▸ **Problem**
List every line below containing "causes".

▸ **Data to use**
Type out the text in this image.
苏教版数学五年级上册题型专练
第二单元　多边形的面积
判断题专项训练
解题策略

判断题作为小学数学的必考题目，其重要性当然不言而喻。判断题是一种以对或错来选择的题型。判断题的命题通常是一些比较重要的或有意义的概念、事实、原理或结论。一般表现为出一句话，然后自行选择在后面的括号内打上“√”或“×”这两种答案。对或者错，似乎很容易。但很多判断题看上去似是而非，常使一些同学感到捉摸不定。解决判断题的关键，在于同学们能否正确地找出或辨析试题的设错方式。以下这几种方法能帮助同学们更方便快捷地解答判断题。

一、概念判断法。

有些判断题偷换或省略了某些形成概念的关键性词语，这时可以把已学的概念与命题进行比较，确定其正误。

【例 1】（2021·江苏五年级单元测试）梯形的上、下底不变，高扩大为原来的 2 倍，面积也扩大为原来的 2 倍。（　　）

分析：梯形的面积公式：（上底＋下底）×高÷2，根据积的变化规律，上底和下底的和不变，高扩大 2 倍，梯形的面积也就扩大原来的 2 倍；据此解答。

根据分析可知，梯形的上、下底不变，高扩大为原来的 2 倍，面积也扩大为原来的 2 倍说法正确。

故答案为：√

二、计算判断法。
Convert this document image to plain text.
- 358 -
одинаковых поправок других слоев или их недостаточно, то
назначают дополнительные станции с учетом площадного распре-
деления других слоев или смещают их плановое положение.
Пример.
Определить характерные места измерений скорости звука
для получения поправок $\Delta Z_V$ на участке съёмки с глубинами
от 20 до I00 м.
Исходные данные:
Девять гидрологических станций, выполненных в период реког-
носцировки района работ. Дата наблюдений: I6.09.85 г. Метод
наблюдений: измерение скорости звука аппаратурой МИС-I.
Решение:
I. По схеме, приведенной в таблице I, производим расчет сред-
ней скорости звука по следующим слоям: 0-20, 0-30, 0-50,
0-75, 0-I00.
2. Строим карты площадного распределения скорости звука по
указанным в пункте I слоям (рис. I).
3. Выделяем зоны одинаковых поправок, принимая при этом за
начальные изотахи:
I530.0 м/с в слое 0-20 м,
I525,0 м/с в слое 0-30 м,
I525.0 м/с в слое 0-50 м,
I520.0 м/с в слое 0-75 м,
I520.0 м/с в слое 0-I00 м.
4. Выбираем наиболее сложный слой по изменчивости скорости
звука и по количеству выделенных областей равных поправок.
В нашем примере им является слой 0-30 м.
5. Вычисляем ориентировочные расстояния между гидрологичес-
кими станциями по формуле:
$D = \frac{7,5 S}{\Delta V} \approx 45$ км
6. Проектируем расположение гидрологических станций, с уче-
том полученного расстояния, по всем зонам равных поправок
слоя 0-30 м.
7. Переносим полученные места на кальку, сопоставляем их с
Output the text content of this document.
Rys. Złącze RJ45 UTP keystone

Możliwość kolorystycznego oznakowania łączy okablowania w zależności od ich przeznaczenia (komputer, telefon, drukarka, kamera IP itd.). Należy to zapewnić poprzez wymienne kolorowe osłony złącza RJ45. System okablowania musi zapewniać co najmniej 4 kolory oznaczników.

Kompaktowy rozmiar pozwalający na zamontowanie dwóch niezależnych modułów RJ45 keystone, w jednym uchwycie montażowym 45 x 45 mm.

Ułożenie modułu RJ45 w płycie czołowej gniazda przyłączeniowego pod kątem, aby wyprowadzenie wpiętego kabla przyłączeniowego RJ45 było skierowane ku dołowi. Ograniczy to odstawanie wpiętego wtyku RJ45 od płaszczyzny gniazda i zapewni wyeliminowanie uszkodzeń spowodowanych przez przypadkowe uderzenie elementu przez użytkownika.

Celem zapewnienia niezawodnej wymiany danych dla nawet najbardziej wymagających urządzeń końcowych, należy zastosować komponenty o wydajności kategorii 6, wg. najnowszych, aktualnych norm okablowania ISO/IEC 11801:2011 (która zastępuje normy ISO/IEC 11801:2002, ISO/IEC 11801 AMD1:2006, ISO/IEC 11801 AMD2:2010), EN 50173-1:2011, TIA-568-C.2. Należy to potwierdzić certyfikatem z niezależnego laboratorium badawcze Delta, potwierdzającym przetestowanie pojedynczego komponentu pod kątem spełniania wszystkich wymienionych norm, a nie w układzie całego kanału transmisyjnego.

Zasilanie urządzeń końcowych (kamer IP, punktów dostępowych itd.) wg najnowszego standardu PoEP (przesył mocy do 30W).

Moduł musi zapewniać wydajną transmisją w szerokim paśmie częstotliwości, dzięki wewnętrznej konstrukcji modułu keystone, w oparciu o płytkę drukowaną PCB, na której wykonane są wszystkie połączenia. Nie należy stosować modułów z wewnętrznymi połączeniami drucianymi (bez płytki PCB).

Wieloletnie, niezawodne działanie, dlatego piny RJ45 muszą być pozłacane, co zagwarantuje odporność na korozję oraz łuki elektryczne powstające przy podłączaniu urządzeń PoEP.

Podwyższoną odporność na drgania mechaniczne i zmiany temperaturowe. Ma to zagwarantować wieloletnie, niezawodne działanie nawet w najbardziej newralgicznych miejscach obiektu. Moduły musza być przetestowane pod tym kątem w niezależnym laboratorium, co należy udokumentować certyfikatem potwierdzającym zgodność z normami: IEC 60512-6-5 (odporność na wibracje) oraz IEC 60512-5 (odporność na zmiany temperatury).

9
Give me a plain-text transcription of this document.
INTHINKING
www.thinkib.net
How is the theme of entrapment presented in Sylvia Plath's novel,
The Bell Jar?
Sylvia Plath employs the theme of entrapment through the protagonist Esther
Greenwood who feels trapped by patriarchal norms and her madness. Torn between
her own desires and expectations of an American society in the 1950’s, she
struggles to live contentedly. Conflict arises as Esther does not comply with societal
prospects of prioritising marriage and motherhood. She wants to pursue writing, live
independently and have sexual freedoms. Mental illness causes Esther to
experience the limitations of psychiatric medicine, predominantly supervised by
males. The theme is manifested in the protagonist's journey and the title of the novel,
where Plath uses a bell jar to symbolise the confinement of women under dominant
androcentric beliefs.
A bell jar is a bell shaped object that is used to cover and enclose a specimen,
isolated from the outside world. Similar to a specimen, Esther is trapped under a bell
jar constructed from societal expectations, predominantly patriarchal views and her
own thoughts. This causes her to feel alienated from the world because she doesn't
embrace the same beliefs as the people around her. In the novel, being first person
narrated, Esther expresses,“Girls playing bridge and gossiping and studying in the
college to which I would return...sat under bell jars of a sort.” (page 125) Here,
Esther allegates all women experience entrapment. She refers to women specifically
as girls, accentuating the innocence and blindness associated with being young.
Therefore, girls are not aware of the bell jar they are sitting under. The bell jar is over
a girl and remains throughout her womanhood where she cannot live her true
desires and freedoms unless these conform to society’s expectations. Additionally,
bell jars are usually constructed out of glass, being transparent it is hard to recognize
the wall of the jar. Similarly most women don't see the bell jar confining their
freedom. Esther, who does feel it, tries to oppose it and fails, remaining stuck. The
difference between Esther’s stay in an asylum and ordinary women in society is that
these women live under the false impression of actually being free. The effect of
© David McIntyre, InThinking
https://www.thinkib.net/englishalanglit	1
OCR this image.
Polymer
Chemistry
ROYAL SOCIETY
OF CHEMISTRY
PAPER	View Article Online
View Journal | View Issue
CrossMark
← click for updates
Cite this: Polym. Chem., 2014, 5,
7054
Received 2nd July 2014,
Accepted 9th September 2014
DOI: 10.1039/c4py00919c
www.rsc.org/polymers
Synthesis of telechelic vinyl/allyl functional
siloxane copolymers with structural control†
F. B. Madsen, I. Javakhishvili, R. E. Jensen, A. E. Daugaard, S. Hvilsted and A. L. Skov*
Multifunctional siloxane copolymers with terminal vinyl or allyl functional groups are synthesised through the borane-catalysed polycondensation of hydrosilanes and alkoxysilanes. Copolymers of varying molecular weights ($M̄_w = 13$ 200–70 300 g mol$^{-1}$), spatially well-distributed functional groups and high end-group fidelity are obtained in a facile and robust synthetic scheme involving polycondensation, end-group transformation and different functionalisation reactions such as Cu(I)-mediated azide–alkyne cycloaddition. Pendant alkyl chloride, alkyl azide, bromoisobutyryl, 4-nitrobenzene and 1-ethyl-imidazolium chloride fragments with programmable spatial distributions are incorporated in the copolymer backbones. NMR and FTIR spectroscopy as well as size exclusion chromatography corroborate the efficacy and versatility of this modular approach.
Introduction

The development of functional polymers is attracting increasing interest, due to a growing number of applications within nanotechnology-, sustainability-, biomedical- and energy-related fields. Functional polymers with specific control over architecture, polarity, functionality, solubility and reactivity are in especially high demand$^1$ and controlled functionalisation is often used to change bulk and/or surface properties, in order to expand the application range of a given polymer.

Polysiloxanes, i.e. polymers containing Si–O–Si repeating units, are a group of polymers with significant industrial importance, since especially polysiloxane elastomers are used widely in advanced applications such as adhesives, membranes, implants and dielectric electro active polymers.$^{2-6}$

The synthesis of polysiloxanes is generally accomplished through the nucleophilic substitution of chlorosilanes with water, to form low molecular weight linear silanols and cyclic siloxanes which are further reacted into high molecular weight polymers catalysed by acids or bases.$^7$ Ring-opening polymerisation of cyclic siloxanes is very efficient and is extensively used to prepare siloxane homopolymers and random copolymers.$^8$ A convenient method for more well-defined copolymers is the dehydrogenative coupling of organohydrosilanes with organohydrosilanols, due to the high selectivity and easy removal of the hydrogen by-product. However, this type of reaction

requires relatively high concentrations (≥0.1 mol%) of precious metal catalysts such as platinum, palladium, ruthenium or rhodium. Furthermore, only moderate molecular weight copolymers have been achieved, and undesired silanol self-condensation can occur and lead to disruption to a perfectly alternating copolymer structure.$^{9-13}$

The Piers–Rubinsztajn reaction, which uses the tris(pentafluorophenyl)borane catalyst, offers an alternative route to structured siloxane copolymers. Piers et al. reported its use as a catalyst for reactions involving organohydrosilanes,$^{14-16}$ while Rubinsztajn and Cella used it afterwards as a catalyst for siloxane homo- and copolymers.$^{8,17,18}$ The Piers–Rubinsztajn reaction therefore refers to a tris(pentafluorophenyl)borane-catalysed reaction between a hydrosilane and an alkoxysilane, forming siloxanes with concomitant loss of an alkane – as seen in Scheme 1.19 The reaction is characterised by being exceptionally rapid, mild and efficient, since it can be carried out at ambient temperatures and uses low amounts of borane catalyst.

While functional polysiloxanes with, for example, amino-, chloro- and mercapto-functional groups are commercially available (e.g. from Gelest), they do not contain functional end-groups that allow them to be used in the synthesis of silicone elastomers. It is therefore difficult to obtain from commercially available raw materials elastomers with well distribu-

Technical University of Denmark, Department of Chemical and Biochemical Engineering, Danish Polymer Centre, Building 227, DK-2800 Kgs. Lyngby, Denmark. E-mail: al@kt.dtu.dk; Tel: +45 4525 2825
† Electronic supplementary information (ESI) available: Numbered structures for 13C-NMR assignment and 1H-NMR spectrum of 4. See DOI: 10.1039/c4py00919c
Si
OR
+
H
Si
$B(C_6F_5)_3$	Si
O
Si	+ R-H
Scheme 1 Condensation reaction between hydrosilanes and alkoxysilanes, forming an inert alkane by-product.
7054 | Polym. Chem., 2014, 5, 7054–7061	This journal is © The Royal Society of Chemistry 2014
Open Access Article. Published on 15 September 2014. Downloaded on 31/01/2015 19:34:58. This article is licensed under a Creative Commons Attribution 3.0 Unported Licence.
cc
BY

▸ **Solution to the exercise**
independently and have sexual freedoms. Mental illness causes Esther to
own thoughts. This causes her to feel alienated from the world because she doesn't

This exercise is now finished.